Copy every record below, exactly as written.

===== DATA SHOWN =====

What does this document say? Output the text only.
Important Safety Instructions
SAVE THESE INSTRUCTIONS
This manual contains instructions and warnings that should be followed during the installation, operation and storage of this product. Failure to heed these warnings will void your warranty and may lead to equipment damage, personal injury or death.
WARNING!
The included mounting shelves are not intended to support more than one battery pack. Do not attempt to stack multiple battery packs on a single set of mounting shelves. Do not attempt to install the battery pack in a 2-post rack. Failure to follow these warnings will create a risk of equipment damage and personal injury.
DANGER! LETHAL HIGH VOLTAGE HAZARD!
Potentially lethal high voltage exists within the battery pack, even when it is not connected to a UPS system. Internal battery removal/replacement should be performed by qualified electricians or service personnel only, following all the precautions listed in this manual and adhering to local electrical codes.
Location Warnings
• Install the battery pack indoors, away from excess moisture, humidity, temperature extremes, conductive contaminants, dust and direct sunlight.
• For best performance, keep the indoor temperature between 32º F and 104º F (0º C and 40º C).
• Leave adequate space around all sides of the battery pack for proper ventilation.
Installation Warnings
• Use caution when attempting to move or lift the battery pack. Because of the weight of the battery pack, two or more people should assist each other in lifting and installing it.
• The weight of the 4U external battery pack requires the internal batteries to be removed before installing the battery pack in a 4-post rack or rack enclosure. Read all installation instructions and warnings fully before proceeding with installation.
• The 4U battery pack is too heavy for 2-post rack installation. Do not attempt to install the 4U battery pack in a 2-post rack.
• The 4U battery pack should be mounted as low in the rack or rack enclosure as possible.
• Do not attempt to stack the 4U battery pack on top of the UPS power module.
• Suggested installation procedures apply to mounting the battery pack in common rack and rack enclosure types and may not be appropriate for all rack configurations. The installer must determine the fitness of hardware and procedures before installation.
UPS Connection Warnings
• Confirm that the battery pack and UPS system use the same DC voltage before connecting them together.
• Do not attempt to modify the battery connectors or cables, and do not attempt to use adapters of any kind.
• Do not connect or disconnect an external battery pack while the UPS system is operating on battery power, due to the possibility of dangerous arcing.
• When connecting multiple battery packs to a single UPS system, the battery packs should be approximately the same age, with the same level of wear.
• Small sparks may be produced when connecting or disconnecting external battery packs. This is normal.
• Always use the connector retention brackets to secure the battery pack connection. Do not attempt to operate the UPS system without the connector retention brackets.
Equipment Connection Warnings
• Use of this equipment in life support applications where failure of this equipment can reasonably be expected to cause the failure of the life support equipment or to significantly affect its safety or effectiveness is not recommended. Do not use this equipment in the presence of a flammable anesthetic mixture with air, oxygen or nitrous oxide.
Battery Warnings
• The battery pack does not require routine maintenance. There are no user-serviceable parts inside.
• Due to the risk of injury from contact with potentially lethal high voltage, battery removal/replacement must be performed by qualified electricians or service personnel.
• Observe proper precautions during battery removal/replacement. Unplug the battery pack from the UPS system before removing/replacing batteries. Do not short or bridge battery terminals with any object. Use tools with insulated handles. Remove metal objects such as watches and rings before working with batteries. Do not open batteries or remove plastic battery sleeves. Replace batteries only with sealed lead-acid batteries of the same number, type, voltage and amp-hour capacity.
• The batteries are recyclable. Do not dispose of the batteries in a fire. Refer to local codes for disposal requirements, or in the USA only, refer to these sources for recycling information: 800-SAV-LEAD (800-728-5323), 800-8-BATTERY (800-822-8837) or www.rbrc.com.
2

=====

**RESPONSE TO THE TASK:**
What does this document say? Output the text only.
Important Safety Instructions
SAVE THESE INSTRUCTIONS
This manual contains instructions and warnings that should be followed during the installation, operation and storage of this product. Failure to heed these warnings will void your warranty and may lead to equipment damage, personal injury or death.
WARNING!
The included mounting shelves are not intended to support more than one battery pack. Do not attempt to stack multiple battery packs on a single set of mounting shelves. Do not attempt to install the battery pack in a 2-post rack. Failure to follow these warnings will create a risk of equipment damage and personal injury.
DANGER! LETHAL HIGH VOLTAGE HAZARD!
Potentially lethal high voltage exists within the battery pack, even when it is not connected to a UPS system. Internal battery removal/replacement should be performed by qualified electricians or service personnel only, following all the precautions listed in this manual and adhering to local electrical codes.
Location Warnings
• Install the battery pack indoors, away from excess moisture, humidity, temperature extremes, conductive contaminants, dust and direct sunlight.
• For best performance, keep the indoor temperature between 32º F and 104º F (0º C and 40º C).
• Leave adequate space around all sides of the battery pack for proper ventilation.
Installation Warnings
• Use caution when attempting to move or lift the battery pack. Because of the weight of the battery pack, two or more people should assist each other in lifting and installing it.
• The weight of the 4U external battery pack requires the internal batteries to be removed before installing the battery pack in a 4-post rack or rack enclosure. Read all installation instructions and warnings fully before proceeding with installation.
• The 4U battery pack is too heavy for 2-post rack installation. Do not attempt to install the 4U battery pack in a 2-post rack.
• The 4U battery pack should be mounted as low in the rack or rack enclosure as possible.
• Do not attempt to stack the 4U battery pack on top of the UPS power module.
• Suggested installation procedures apply to mounting the battery pack in common rack and rack enclosure types and may not be appropriate for all rack configurations. The installer must determine the fitness of hardware and procedures before installation.
UPS Connection Warnings
• Confirm that the battery pack and UPS system use the same DC voltage before connecting them together.
• Do not attempt to modify the battery connectors or cables, and do not attempt to use adapters of any kind.
• Do not connect or disconnect an external battery pack while the UPS system is operating on battery power, due to the possibility of dangerous arcing.
• When connecting multiple battery packs to a single UPS system, the battery packs should be approximately the same age, with the same level of wear.
• Small sparks may be produced when connecting or disconnecting external battery packs. This is normal.
• Always use the connector retention brackets to secure the battery pack connection. Do not attempt to operate the UPS system without the connector retention brackets.
Equipment Connection Warnings
• Use of this equipment in life support applications where failure of this equipment can reasonably be expected to cause the failure of the life support equipment or to significantly affect its safety or effectiveness is not recommended. Do not use this equipment in the presence of a flammable anesthetic mixture with air, oxygen or nitrous oxide.
Battery Warnings
• The battery pack does not require routine maintenance. There are no user-serviceable parts inside.
• Due to the risk of injury from contact with potentially lethal high voltage, battery removal/replacement must be performed by qualified electricians or service personnel.
• Observe proper precautions during battery removal/replacement. Unplug the battery pack from the UPS system before removing/replacing batteries. Do not short or bridge battery terminals with any object. Use tools with insulated handles. Remove metal objects such as watches and rings before working with batteries. Do not open batteries or remove plastic battery sleeves. Replace batteries only with sealed lead-acid batteries of the same number, type, voltage and amp-hour capacity.
• The batteries are recyclable. Do not dispose of the batteries in a fire. Refer to local codes for disposal requirements, or in the USA only, refer to these sources for recycling information: 800-SAV-LEAD (800-728-5323), 800-8-BATTERY (800-822-8837) or www.rbrc.com.
2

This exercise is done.